■ Material to process
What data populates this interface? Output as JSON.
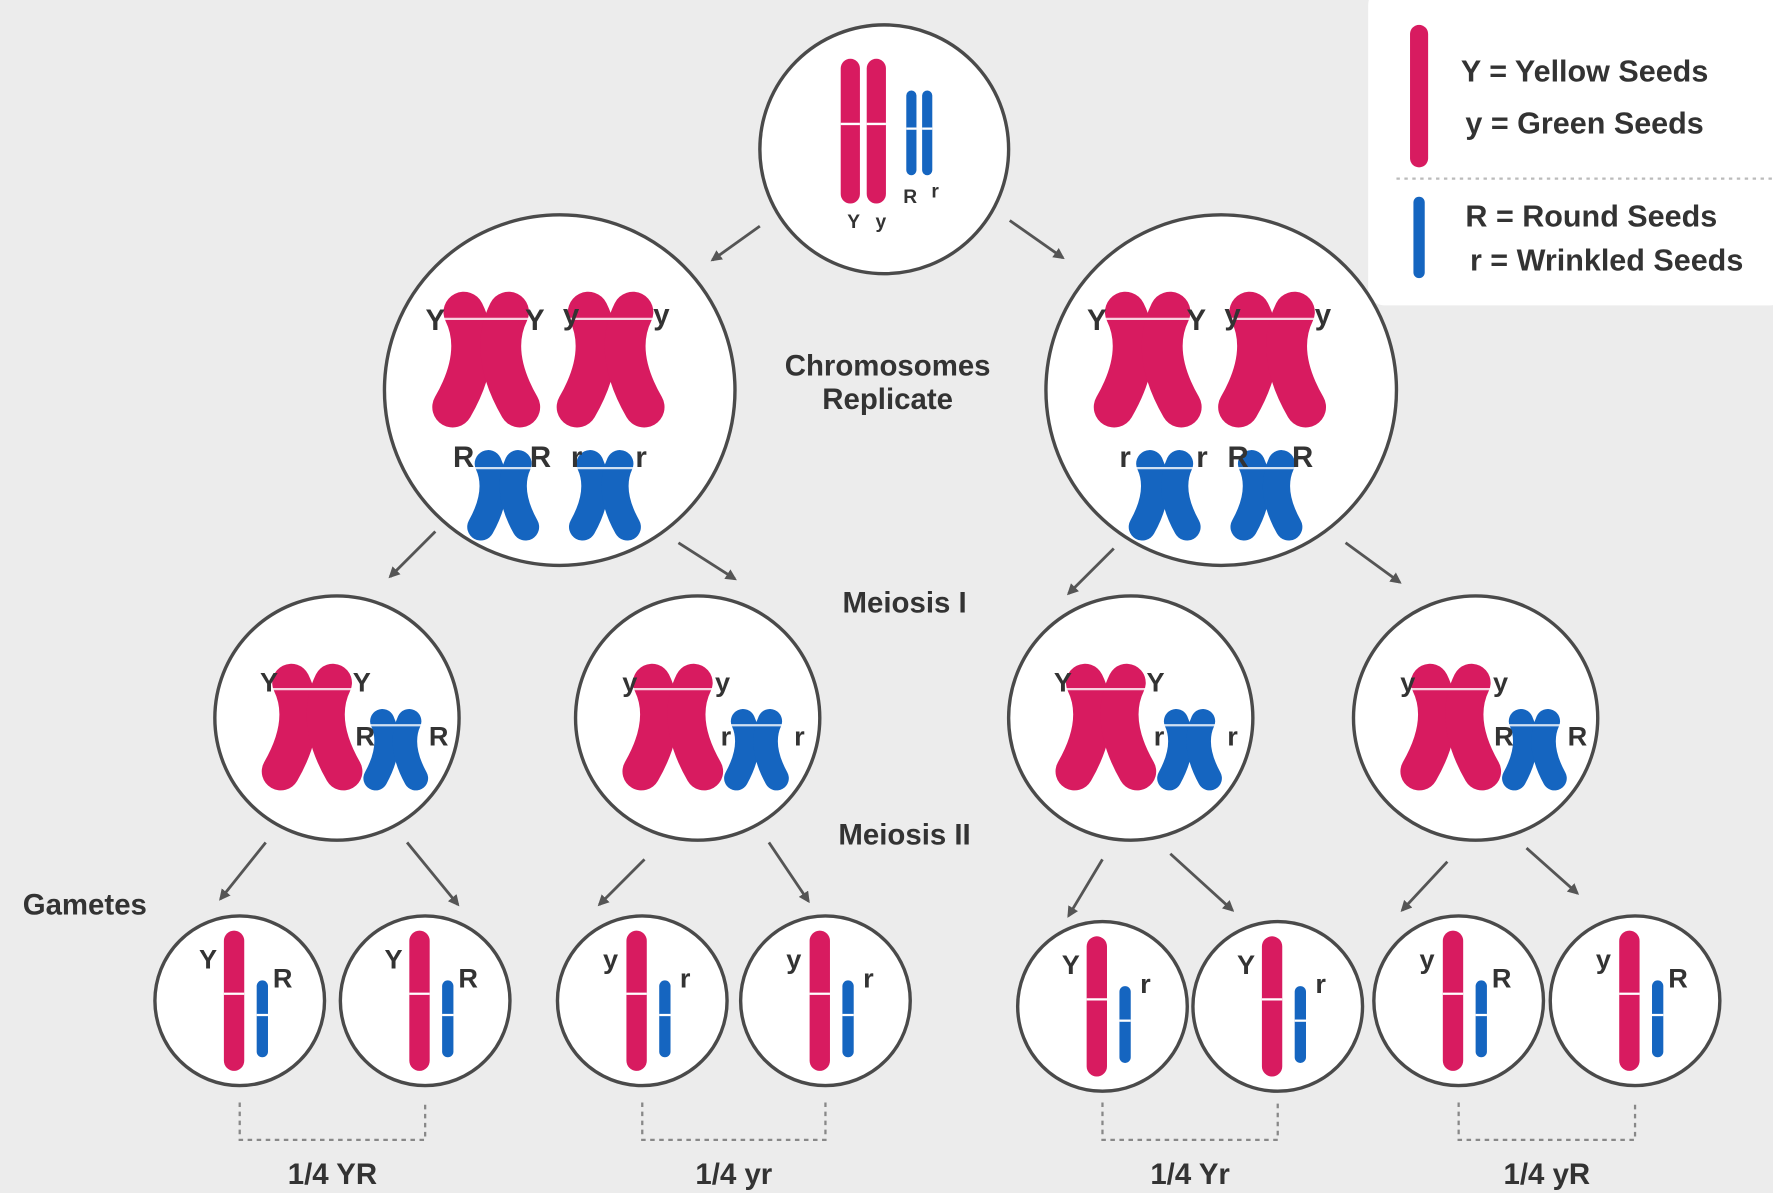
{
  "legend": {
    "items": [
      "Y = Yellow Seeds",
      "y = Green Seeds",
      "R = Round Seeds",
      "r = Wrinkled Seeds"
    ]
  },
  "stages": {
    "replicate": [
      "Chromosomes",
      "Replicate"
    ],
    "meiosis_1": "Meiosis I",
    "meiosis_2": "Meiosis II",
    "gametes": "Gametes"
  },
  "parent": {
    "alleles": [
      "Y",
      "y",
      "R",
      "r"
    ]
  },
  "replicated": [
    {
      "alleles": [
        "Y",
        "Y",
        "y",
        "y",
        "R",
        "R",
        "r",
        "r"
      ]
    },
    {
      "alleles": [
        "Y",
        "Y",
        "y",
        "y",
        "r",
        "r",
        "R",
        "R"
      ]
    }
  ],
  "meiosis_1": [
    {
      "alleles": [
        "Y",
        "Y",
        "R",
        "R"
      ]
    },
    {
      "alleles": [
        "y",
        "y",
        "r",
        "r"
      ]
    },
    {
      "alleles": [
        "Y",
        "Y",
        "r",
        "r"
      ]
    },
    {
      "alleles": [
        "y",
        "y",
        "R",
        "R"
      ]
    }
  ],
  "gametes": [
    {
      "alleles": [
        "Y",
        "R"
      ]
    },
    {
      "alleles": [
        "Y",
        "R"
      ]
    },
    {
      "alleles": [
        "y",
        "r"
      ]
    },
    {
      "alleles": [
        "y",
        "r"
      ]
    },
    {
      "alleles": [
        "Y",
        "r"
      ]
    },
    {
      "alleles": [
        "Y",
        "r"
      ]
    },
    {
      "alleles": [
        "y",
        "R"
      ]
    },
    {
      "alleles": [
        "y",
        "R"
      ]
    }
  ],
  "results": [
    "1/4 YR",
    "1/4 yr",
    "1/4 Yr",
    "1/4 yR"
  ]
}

■ Work required
Quote the data exactly, leaving every image out of the copy.

■ Problem solution
What data populates this interface? Output as JSON.
{
  "legend": {
    "items": [
      "Y = Yellow Seeds",
      "y = Green Seeds",
      "R = Round Seeds",
      "r = Wrinkled Seeds"
    ]
  },
  "stages": {
    "replicate": [
      "Chromosomes",
      "Replicate"
    ],
    "meiosis_1": "Meiosis I",
    "meiosis_2": "Meiosis II",
    "gametes": "Gametes"
  },
  "parent": {
    "alleles": [
      "Y",
      "y",
      "R",
      "r"
    ]
  },
  "replicated": [
    {
      "alleles": [
        "Y",
        "Y",
        "y",
        "y",
        "R",
        "R",
        "r",
        "r"
      ]
    },
    {
      "alleles": [
        "Y",
        "Y",
        "y",
        "y",
        "r",
        "r",
        "R",
        "R"
      ]
    }
  ],
  "meiosis_1": [
    {
      "alleles": [
        "Y",
        "Y",
        "R",
        "R"
      ]
    },
    {
      "alleles": [
        "y",
        "y",
        "r",
        "r"
      ]
    },
    {
      "alleles": [
        "Y",
        "Y",
        "r",
        "r"
      ]
    },
    {
      "alleles": [
        "y",
        "y",
        "R",
        "R"
      ]
    }
  ],
  "gametes": [
    {
      "alleles": [
        "Y",
        "R"
      ]
    },
    {
      "alleles": [
        "Y",
        "R"
      ]
    },
    {
      "alleles": [
        "y",
        "r"
      ]
    },
    {
      "alleles": [
        "y",
        "r"
      ]
    },
    {
      "alleles": [
        "Y",
        "r"
      ]
    },
    {
      "alleles": [
        "Y",
        "r"
      ]
    },
    {
      "alleles": [
        "y",
        "R"
      ]
    },
    {
      "alleles": [
        "y",
        "R"
      ]
    }
  ],
  "results": [
    "1/4 YR",
    "1/4 yr",
    "1/4 Yr",
    "1/4 yR"
  ]
}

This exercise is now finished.